Given exercise:
Copy, in full, each line of the material that holds the word "Portes".

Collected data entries
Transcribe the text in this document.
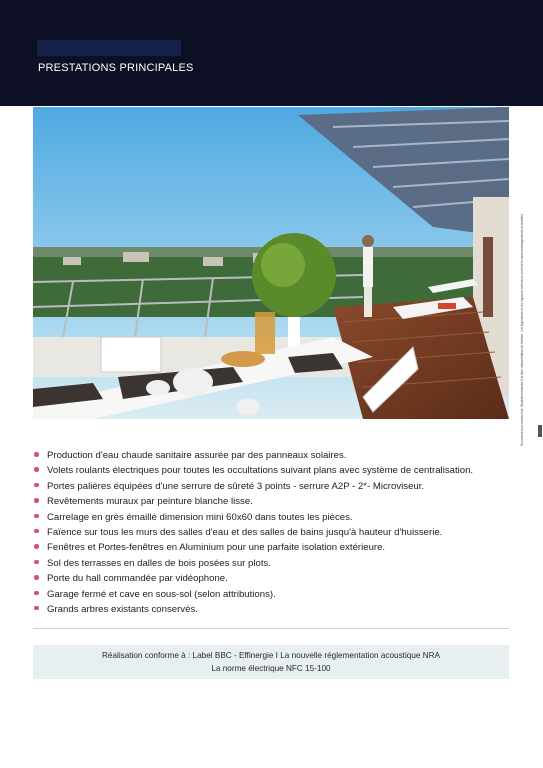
PRESTATIONS PRINCIPALES
Document non contractuel. Illustration laissée à la libre interprétation de l'artiste. Les logements et les espaces extérieurs sont livrés sans aménagements ni mobilier.
Production d'eau chaude sanitaire assurée par des panneaux solaires.
Volets roulants électriques pour toutes les occultations suivant plans avec système de centralisation.
Portes palières équipées d'une serrure de sûreté 3 points - serrure A2P - 2*- Microviseur.
Revêtements muraux par peinture blanche lisse.
Carrelage en grès émaillé dimension mini 60x60 dans toutes les pièces.
Faïence sur tous les murs des salles d'eau et des salles de bains jusqu'à hauteur d'huisserie.
Fenêtres et Portes-fenêtres en Aluminium pour une parfaite isolation extérieure.
Sol des terrasses en dalles de bois posées sur plots.
Porte du hall commandée par vidéophone.
Garage fermé et cave en sous-sol (selon attributions).
Grands arbres existants conservés.
Réalisation conforme à : Label BBC - Effinergie I La nouvelle réglementation acoustique NRA
La norme électrique NFC 15-100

Reply to the task:
Portes palières équipées d'une serrure de sûreté 3 points - serrure A2P - 2*- Microviseur.
Fenêtres et Portes-fenêtres en Aluminium pour une parfaite isolation extérieure.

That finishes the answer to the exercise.